EXERCISE OBJECTIVE: Repeat each record exactly. Any picture gets left out.

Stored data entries
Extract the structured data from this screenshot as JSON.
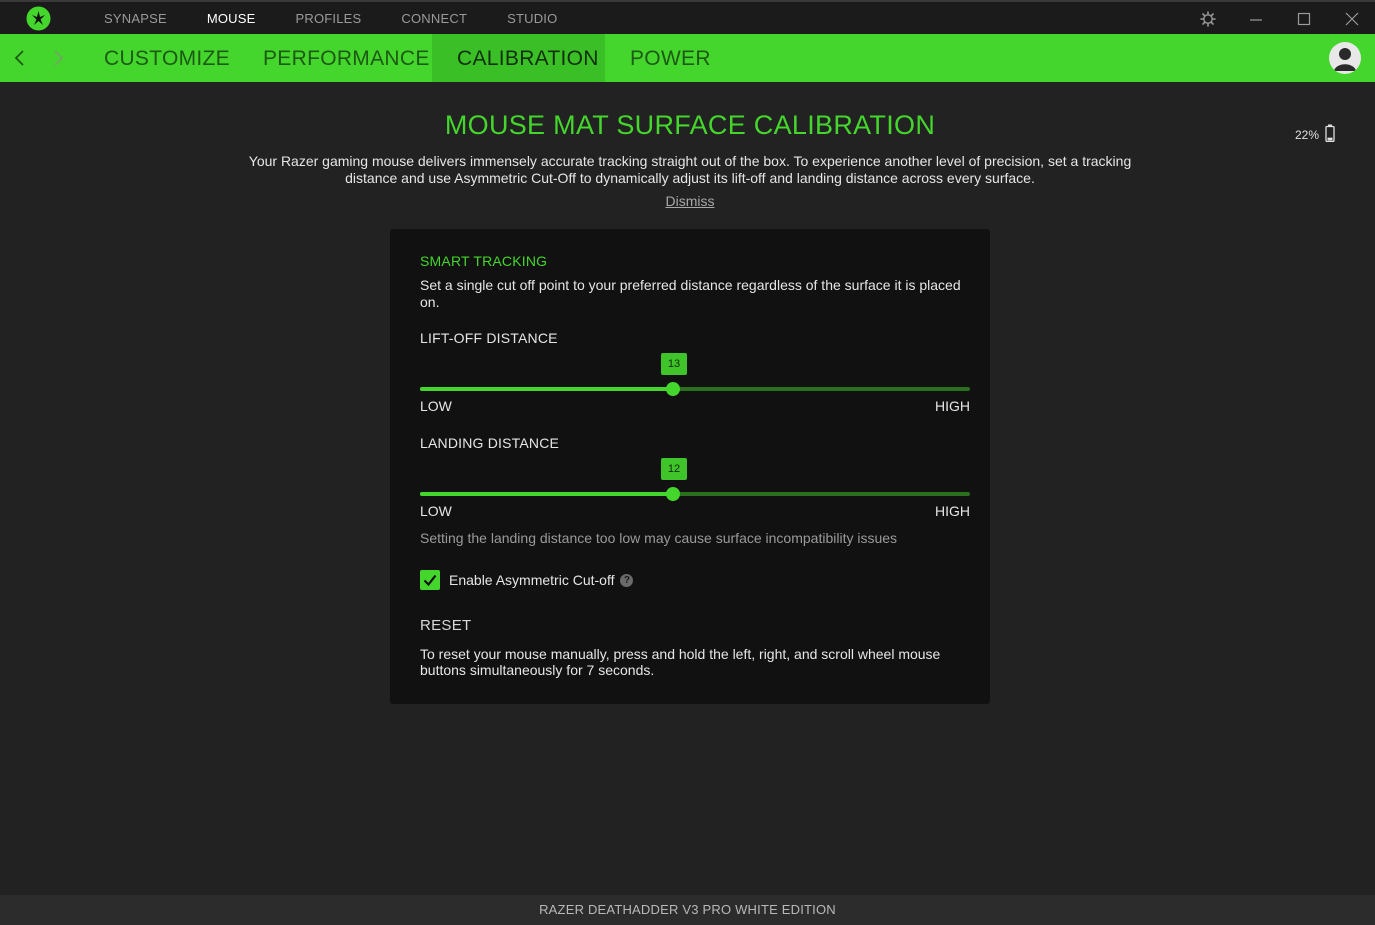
{
  "topnav": {
    "items": [
      {
        "label": "SYNAPSE",
        "active": false
      },
      {
        "label": "MOUSE",
        "active": true
      },
      {
        "label": "PROFILES",
        "active": false
      },
      {
        "label": "CONNECT",
        "active": false
      },
      {
        "label": "STUDIO",
        "active": false
      }
    ]
  },
  "subnav": {
    "tabs": [
      {
        "label": "CUSTOMIZE",
        "active": false
      },
      {
        "label": "PERFORMANCE",
        "active": false
      },
      {
        "label": "CALIBRATION",
        "active": true
      },
      {
        "label": "POWER",
        "active": false
      }
    ]
  },
  "colors": {
    "accent": "#44d62c",
    "background": "#222222",
    "panel": "#111111"
  },
  "icons": {
    "logo": "razer-logo-icon",
    "settings": "gear-icon",
    "minimize": "minimize-icon",
    "maximize": "maximize-icon",
    "close": "close-icon",
    "back": "chevron-left-icon",
    "forward": "chevron-right-icon",
    "profile": "user-avatar-icon",
    "battery": "battery-icon",
    "help": "help-icon",
    "check": "checkmark-icon"
  },
  "battery": {
    "percent_label": "22%",
    "level": 0.22
  },
  "main": {
    "title": "MOUSE MAT SURFACE CALIBRATION",
    "intro": "Your Razer gaming mouse delivers immensely accurate tracking straight out of the box. To experience another level of precision, set a tracking distance and use Asymmetric Cut-Off to dynamically adjust its lift-off and landing distance across every surface.",
    "dismiss": "Dismiss"
  },
  "panel": {
    "section_title": "SMART TRACKING",
    "section_desc": "Set a single cut off point to your preferred distance regardless of the surface it is placed on.",
    "liftoff": {
      "label": "LIFT-OFF DISTANCE",
      "value": "13",
      "fraction": 0.46,
      "low": "LOW",
      "high": "HIGH"
    },
    "landing": {
      "label": "LANDING DISTANCE",
      "value": "12",
      "fraction": 0.46,
      "low": "LOW",
      "high": "HIGH"
    },
    "warning": "Setting the landing distance too low may cause surface incompatibility issues",
    "asymmetric": {
      "label": "Enable Asymmetric Cut-off",
      "checked": true,
      "help": "?"
    },
    "reset_title": "RESET",
    "reset_desc": "To reset your mouse manually, press and hold the left, right, and scroll wheel mouse buttons simultaneously for 7 seconds."
  },
  "footer": {
    "device_name": "RAZER DEATHADDER V3 PRO WHITE EDITION"
  }
}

FINISHED TASK:
Extract the structured data from this screenshot as JSON.
{
  "topnav": {
    "items": [
      {
        "label": "SYNAPSE",
        "active": false
      },
      {
        "label": "MOUSE",
        "active": true
      },
      {
        "label": "PROFILES",
        "active": false
      },
      {
        "label": "CONNECT",
        "active": false
      },
      {
        "label": "STUDIO",
        "active": false
      }
    ]
  },
  "subnav": {
    "tabs": [
      {
        "label": "CUSTOMIZE",
        "active": false
      },
      {
        "label": "PERFORMANCE",
        "active": false
      },
      {
        "label": "CALIBRATION",
        "active": true
      },
      {
        "label": "POWER",
        "active": false
      }
    ]
  },
  "colors": {
    "accent": "#44d62c",
    "background": "#222222",
    "panel": "#111111"
  },
  "icons": {
    "logo": "razer-logo-icon",
    "settings": "gear-icon",
    "minimize": "minimize-icon",
    "maximize": "maximize-icon",
    "close": "close-icon",
    "back": "chevron-left-icon",
    "forward": "chevron-right-icon",
    "profile": "user-avatar-icon",
    "battery": "battery-icon",
    "help": "help-icon",
    "check": "checkmark-icon"
  },
  "battery": {
    "percent_label": "22%",
    "level": 0.22
  },
  "main": {
    "title": "MOUSE MAT SURFACE CALIBRATION",
    "intro": "Your Razer gaming mouse delivers immensely accurate tracking straight out of the box. To experience another level of precision, set a tracking distance and use Asymmetric Cut-Off to dynamically adjust its lift-off and landing distance across every surface.",
    "dismiss": "Dismiss"
  },
  "panel": {
    "section_title": "SMART TRACKING",
    "section_desc": "Set a single cut off point to your preferred distance regardless of the surface it is placed on.",
    "liftoff": {
      "label": "LIFT-OFF DISTANCE",
      "value": "13",
      "fraction": 0.46,
      "low": "LOW",
      "high": "HIGH"
    },
    "landing": {
      "label": "LANDING DISTANCE",
      "value": "12",
      "fraction": 0.46,
      "low": "LOW",
      "high": "HIGH"
    },
    "warning": "Setting the landing distance too low may cause surface incompatibility issues",
    "asymmetric": {
      "label": "Enable Asymmetric Cut-off",
      "checked": true,
      "help": "?"
    },
    "reset_title": "RESET",
    "reset_desc": "To reset your mouse manually, press and hold the left, right, and scroll wheel mouse buttons simultaneously for 7 seconds."
  },
  "footer": {
    "device_name": "RAZER DEATHADDER V3 PRO WHITE EDITION"
  }
}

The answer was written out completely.